EXERCISE INSTRUCTIONS »
Pull every "when" line out of the data below.

* START RECORDS SUPPLIED *

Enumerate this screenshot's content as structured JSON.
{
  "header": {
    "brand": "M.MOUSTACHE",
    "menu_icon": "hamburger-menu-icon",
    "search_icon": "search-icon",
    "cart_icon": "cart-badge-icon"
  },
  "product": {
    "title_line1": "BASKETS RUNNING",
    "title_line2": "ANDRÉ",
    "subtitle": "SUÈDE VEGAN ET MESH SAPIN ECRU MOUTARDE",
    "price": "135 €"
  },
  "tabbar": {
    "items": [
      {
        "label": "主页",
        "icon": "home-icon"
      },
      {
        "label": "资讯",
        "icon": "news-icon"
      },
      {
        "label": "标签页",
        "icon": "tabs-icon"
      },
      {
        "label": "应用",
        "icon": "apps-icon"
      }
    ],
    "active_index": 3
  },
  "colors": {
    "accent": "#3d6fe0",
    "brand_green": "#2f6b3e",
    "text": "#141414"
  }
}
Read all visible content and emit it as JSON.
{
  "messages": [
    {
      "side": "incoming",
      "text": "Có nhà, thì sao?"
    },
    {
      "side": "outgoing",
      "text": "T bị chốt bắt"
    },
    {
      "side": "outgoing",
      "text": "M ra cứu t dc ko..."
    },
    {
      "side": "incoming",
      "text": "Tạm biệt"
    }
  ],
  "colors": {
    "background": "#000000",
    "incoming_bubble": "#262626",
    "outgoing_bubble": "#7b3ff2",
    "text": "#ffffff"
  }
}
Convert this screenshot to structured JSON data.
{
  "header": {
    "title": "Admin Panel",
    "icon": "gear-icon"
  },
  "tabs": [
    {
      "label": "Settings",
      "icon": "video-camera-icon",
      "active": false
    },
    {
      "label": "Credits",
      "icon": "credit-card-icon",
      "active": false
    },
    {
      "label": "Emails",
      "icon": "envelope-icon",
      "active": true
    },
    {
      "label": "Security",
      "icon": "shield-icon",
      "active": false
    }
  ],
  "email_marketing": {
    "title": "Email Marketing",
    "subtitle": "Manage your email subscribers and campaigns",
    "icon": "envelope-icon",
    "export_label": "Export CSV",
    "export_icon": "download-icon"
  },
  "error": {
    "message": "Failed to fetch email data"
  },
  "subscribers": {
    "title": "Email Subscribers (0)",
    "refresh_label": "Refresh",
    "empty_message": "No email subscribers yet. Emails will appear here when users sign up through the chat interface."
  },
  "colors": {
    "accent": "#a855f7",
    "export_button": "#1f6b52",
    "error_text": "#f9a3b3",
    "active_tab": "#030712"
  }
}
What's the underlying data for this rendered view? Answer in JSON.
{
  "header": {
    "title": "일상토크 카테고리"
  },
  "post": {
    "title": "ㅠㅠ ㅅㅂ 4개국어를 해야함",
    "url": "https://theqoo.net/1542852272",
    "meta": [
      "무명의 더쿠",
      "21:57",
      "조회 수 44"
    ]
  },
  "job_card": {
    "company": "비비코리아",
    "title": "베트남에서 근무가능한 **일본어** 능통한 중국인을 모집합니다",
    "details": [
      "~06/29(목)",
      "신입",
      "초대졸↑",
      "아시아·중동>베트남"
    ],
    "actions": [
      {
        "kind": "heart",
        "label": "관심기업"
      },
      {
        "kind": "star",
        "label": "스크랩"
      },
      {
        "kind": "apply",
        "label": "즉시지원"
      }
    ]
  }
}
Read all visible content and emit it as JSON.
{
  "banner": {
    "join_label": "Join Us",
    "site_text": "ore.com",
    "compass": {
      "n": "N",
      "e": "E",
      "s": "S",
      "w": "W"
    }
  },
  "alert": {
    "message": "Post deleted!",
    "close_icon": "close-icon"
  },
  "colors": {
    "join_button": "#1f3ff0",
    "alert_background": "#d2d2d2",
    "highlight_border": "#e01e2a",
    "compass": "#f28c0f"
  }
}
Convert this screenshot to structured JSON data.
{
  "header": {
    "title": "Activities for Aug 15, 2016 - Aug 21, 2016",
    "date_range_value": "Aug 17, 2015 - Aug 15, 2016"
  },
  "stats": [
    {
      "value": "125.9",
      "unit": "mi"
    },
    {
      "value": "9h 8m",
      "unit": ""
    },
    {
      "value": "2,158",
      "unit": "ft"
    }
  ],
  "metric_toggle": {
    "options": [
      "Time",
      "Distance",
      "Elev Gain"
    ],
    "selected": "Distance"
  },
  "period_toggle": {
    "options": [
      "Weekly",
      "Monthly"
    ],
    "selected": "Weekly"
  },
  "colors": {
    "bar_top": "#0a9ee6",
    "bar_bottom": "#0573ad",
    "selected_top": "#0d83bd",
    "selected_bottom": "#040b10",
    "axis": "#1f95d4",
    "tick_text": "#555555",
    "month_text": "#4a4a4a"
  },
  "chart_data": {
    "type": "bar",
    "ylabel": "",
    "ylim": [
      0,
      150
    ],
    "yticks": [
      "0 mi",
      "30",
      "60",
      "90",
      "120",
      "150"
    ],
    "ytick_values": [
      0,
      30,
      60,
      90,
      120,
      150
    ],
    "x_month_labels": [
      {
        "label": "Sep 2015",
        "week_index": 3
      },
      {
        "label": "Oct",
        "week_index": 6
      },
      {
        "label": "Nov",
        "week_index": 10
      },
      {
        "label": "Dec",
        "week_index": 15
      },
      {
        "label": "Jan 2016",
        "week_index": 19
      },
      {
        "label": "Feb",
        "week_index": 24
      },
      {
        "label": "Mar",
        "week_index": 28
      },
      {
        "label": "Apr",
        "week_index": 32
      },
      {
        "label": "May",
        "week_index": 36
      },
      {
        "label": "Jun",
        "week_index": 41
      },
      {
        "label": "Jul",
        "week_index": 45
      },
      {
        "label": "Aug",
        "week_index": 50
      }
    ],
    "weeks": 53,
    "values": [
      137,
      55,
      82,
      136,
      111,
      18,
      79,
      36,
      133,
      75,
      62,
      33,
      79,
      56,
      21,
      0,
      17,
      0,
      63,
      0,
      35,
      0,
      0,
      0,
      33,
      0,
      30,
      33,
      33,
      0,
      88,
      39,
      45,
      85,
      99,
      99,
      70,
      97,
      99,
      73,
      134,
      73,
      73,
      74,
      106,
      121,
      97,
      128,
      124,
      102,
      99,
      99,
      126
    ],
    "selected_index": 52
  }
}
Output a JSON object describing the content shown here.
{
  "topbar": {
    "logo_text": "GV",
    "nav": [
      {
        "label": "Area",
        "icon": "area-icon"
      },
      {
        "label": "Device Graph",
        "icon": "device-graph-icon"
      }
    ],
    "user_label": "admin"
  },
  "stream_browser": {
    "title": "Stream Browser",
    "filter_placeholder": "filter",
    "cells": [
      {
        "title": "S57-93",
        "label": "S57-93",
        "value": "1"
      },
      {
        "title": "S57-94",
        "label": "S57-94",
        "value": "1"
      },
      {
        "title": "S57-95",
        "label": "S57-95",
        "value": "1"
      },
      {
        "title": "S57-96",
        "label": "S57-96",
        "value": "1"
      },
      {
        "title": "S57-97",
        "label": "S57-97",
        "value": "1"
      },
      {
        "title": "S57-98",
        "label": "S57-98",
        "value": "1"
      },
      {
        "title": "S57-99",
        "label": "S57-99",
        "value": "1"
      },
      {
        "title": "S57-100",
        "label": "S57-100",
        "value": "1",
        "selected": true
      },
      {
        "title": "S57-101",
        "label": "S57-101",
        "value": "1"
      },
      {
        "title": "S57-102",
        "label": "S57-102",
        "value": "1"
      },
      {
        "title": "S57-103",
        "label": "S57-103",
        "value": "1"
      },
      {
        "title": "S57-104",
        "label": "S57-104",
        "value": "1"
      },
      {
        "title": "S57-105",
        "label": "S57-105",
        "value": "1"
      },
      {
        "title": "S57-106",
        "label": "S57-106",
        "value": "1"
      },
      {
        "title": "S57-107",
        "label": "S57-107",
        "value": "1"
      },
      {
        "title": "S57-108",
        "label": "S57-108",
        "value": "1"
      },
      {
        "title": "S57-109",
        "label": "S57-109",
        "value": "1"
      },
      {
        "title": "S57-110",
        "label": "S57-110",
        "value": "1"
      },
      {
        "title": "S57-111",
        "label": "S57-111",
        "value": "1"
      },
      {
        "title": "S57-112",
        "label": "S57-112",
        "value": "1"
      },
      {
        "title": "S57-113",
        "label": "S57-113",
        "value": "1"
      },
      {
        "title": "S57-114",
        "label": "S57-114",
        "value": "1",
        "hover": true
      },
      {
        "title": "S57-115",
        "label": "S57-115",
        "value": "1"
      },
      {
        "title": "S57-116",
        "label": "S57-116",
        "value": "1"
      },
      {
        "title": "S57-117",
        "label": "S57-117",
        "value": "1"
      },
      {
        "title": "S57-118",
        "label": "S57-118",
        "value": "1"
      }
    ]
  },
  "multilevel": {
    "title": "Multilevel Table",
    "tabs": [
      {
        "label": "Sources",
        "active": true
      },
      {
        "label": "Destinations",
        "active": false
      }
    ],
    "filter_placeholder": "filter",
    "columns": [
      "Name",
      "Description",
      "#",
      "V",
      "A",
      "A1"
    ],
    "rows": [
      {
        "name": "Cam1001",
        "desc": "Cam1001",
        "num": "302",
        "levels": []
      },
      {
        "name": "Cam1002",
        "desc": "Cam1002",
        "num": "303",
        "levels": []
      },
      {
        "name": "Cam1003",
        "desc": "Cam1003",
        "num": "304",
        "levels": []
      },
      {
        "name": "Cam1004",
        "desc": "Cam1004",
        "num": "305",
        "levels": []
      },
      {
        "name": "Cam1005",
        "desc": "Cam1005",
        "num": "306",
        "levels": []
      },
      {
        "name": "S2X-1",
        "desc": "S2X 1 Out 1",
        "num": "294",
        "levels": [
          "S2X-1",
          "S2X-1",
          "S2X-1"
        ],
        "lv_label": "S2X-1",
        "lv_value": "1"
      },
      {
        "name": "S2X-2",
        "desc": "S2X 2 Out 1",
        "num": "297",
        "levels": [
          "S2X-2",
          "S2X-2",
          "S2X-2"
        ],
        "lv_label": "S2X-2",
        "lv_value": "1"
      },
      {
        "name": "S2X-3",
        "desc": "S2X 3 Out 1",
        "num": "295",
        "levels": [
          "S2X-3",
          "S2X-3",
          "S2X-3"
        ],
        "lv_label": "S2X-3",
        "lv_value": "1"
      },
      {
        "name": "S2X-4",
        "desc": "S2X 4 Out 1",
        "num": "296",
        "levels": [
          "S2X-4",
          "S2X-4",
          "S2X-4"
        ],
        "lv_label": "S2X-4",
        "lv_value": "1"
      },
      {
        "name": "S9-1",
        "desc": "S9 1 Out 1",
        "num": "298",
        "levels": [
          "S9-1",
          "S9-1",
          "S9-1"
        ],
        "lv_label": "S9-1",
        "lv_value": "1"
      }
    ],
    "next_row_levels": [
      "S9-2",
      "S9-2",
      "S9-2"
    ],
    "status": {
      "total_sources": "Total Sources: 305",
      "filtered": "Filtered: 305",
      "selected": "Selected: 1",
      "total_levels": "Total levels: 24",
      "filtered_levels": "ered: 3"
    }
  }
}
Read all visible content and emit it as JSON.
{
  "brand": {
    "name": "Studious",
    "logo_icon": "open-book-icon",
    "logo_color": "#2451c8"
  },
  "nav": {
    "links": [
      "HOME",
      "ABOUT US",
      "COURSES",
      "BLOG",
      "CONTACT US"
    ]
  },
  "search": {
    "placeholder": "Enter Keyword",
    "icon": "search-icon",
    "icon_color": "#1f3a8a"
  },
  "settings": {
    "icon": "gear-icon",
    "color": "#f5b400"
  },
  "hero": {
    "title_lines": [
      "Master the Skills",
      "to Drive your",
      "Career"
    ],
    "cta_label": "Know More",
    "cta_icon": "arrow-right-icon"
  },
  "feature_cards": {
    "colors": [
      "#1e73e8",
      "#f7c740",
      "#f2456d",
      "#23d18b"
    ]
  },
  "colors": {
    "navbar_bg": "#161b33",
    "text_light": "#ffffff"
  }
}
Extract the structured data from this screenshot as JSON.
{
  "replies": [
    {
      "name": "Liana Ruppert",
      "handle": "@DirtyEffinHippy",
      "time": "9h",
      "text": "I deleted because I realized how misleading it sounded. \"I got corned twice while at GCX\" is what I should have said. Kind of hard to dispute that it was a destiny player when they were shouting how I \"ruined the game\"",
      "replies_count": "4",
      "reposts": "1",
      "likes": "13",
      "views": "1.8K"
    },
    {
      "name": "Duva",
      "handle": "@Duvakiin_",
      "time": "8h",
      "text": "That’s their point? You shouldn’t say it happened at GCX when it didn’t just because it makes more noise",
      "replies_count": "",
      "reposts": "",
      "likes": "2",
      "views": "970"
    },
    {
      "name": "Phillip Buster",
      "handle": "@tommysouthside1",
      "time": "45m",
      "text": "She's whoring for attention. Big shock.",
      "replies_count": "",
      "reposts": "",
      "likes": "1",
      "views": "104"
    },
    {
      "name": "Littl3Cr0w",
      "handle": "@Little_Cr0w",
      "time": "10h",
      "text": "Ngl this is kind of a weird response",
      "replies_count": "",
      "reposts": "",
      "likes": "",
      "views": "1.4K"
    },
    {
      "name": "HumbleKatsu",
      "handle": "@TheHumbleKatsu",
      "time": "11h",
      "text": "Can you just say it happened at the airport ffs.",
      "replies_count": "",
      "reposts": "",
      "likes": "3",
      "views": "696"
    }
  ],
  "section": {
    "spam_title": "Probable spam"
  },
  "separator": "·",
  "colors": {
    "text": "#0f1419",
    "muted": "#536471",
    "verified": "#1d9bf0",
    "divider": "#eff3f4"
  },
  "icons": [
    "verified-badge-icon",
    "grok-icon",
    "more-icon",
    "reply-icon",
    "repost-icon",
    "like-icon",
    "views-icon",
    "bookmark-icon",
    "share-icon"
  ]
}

* END RECORDS SUPPLIED *

RESPONSE »
    "empty_message": "No email subscribers yet. Emails will appear here when users sign up through the chat interface."
      "text": "I deleted because I realized how misleading it sounded. \"I got corned twice while at GCX\" is what I should have said. Kind of hard to dispute that it was a destiny player when they were shouting how I \"ruined the game\"",
      "text": "That’s their point? You shouldn’t say it happened at GCX when it didn’t just because it makes more noise",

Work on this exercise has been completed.